-------- Dataset entries

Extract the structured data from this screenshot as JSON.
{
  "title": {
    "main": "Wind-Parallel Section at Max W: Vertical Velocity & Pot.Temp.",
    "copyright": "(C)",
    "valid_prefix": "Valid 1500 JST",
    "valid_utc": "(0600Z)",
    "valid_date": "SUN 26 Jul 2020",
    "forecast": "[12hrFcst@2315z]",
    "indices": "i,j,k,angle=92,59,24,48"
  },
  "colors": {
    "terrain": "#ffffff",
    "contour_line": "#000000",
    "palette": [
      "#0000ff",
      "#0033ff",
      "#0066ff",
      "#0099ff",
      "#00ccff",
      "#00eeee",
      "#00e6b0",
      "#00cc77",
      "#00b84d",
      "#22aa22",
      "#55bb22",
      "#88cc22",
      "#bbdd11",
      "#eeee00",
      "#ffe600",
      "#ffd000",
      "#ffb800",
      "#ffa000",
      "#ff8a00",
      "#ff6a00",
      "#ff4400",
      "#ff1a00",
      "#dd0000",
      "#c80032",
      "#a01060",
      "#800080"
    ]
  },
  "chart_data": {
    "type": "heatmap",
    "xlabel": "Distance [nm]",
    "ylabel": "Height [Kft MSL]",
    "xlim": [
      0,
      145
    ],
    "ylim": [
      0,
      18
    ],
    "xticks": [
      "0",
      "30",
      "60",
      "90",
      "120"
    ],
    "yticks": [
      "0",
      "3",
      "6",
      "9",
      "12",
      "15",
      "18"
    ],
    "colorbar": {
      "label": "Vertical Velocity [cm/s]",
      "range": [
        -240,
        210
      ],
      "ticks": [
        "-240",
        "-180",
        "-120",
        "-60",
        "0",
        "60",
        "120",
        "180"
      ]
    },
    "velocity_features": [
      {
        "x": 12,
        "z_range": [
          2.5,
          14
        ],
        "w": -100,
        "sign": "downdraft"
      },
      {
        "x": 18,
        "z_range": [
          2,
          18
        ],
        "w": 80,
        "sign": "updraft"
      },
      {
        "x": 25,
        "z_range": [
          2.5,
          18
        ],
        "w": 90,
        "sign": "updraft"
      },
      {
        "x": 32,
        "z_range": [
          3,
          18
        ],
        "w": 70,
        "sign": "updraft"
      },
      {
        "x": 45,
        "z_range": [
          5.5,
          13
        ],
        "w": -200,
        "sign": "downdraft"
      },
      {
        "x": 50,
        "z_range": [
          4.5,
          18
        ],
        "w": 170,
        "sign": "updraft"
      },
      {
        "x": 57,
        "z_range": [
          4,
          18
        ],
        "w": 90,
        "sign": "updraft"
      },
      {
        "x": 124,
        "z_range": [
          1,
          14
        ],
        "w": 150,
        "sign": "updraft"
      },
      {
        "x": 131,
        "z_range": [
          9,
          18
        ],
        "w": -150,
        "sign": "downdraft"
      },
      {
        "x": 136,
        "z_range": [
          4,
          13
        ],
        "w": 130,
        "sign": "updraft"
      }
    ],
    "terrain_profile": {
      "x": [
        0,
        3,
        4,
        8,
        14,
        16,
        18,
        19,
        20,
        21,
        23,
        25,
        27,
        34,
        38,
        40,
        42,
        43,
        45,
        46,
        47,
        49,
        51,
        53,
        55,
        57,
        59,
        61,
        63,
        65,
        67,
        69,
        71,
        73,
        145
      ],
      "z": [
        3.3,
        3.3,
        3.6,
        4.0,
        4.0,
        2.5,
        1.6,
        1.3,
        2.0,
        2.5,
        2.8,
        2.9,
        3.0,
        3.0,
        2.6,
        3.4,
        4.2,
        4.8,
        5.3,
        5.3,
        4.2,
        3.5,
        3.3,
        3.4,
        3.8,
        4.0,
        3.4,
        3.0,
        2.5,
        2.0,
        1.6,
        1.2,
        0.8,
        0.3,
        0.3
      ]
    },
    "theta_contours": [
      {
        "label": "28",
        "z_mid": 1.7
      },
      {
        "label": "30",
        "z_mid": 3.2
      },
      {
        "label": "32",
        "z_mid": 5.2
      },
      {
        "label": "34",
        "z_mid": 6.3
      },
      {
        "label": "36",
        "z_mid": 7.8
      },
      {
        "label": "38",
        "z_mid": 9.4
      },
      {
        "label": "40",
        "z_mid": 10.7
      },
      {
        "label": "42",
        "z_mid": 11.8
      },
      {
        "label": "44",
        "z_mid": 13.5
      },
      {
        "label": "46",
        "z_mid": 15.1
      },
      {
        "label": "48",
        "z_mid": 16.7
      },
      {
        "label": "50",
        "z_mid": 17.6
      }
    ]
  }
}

----------------

### Written request
Repeat the listing above without any change.

### Response below
Extract the structured data from this screenshot as JSON.
{
  "title": {
    "main": "Wind-Parallel Section at Max W: Vertical Velocity & Pot.Temp.",
    "copyright": "(C)",
    "valid_prefix": "Valid 1500 JST",
    "valid_utc": "(0600Z)",
    "valid_date": "SUN 26 Jul 2020",
    "forecast": "[12hrFcst@2315z]",
    "indices": "i,j,k,angle=92,59,24,48"
  },
  "colors": {
    "terrain": "#ffffff",
    "contour_line": "#000000",
    "palette": [
      "#0000ff",
      "#0033ff",
      "#0066ff",
      "#0099ff",
      "#00ccff",
      "#00eeee",
      "#00e6b0",
      "#00cc77",
      "#00b84d",
      "#22aa22",
      "#55bb22",
      "#88cc22",
      "#bbdd11",
      "#eeee00",
      "#ffe600",
      "#ffd000",
      "#ffb800",
      "#ffa000",
      "#ff8a00",
      "#ff6a00",
      "#ff4400",
      "#ff1a00",
      "#dd0000",
      "#c80032",
      "#a01060",
      "#800080"
    ]
  },
  "chart_data": {
    "type": "heatmap",
    "xlabel": "Distance [nm]",
    "ylabel": "Height [Kft MSL]",
    "xlim": [
      0,
      145
    ],
    "ylim": [
      0,
      18
    ],
    "xticks": [
      "0",
      "30",
      "60",
      "90",
      "120"
    ],
    "yticks": [
      "0",
      "3",
      "6",
      "9",
      "12",
      "15",
      "18"
    ],
    "colorbar": {
      "label": "Vertical Velocity [cm/s]",
      "range": [
        -240,
        210
      ],
      "ticks": [
        "-240",
        "-180",
        "-120",
        "-60",
        "0",
        "60",
        "120",
        "180"
      ]
    },
    "velocity_features": [
      {
        "x": 12,
        "z_range": [
          2.5,
          14
        ],
        "w": -100,
        "sign": "downdraft"
      },
      {
        "x": 18,
        "z_range": [
          2,
          18
        ],
        "w": 80,
        "sign": "updraft"
      },
      {
        "x": 25,
        "z_range": [
          2.5,
          18
        ],
        "w": 90,
        "sign": "updraft"
      },
      {
        "x": 32,
        "z_range": [
          3,
          18
        ],
        "w": 70,
        "sign": "updraft"
      },
      {
        "x": 45,
        "z_range": [
          5.5,
          13
        ],
        "w": -200,
        "sign": "downdraft"
      },
      {
        "x": 50,
        "z_range": [
          4.5,
          18
        ],
        "w": 170,
        "sign": "updraft"
      },
      {
        "x": 57,
        "z_range": [
          4,
          18
        ],
        "w": 90,
        "sign": "updraft"
      },
      {
        "x": 124,
        "z_range": [
          1,
          14
        ],
        "w": 150,
        "sign": "updraft"
      },
      {
        "x": 131,
        "z_range": [
          9,
          18
        ],
        "w": -150,
        "sign": "downdraft"
      },
      {
        "x": 136,
        "z_range": [
          4,
          13
        ],
        "w": 130,
        "sign": "updraft"
      }
    ],
    "terrain_profile": {
      "x": [
        0,
        3,
        4,
        8,
        14,
        16,
        18,
        19,
        20,
        21,
        23,
        25,
        27,
        34,
        38,
        40,
        42,
        43,
        45,
        46,
        47,
        49,
        51,
        53,
        55,
        57,
        59,
        61,
        63,
        65,
        67,
        69,
        71,
        73,
        145
      ],
      "z": [
        3.3,
        3.3,
        3.6,
        4.0,
        4.0,
        2.5,
        1.6,
        1.3,
        2.0,
        2.5,
        2.8,
        2.9,
        3.0,
        3.0,
        2.6,
        3.4,
        4.2,
        4.8,
        5.3,
        5.3,
        4.2,
        3.5,
        3.3,
        3.4,
        3.8,
        4.0,
        3.4,
        3.0,
        2.5,
        2.0,
        1.6,
        1.2,
        0.8,
        0.3,
        0.3
      ]
    },
    "theta_contours": [
      {
        "label": "28",
        "z_mid": 1.7
      },
      {
        "label": "30",
        "z_mid": 3.2
      },
      {
        "label": "32",
        "z_mid": 5.2
      },
      {
        "label": "34",
        "z_mid": 6.3
      },
      {
        "label": "36",
        "z_mid": 7.8
      },
      {
        "label": "38",
        "z_mid": 9.4
      },
      {
        "label": "40",
        "z_mid": 10.7
      },
      {
        "label": "42",
        "z_mid": 11.8
      },
      {
        "label": "44",
        "z_mid": 13.5
      },
      {
        "label": "46",
        "z_mid": 15.1
      },
      {
        "label": "48",
        "z_mid": 16.7
      },
      {
        "label": "50",
        "z_mid": 17.6
      }
    ]
  }
}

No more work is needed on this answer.